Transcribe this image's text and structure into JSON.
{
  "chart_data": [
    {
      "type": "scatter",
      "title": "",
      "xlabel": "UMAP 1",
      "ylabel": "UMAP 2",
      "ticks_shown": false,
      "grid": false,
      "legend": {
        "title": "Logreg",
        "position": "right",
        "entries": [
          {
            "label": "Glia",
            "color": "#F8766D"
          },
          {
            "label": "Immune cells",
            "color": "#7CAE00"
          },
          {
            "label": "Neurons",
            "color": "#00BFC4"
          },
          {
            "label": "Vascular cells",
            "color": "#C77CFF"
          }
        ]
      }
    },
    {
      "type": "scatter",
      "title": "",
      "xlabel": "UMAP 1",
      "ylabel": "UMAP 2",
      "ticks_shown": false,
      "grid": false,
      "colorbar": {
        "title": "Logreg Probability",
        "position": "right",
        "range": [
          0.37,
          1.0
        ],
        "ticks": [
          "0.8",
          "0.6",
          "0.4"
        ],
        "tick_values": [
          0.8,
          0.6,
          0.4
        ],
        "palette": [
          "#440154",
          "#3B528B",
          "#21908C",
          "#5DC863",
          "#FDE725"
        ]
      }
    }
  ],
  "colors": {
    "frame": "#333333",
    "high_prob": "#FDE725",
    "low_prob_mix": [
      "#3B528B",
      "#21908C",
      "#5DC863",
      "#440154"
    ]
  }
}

# # # #

Restate all entries above verbatim.

Transcribe this image's text and structure into JSON.
{
  "chart_data": [
    {
      "type": "scatter",
      "title": "",
      "xlabel": "UMAP 1",
      "ylabel": "UMAP 2",
      "ticks_shown": false,
      "grid": false,
      "legend": {
        "title": "Logreg",
        "position": "right",
        "entries": [
          {
            "label": "Glia",
            "color": "#F8766D"
          },
          {
            "label": "Immune cells",
            "color": "#7CAE00"
          },
          {
            "label": "Neurons",
            "color": "#00BFC4"
          },
          {
            "label": "Vascular cells",
            "color": "#C77CFF"
          }
        ]
      }
    },
    {
      "type": "scatter",
      "title": "",
      "xlabel": "UMAP 1",
      "ylabel": "UMAP 2",
      "ticks_shown": false,
      "grid": false,
      "colorbar": {
        "title": "Logreg Probability",
        "position": "right",
        "range": [
          0.37,
          1.0
        ],
        "ticks": [
          "0.8",
          "0.6",
          "0.4"
        ],
        "tick_values": [
          0.8,
          0.6,
          0.4
        ],
        "palette": [
          "#440154",
          "#3B528B",
          "#21908C",
          "#5DC863",
          "#FDE725"
        ]
      }
    }
  ],
  "colors": {
    "frame": "#333333",
    "high_prob": "#FDE725",
    "low_prob_mix": [
      "#3B528B",
      "#21908C",
      "#5DC863",
      "#440154"
    ]
  }
}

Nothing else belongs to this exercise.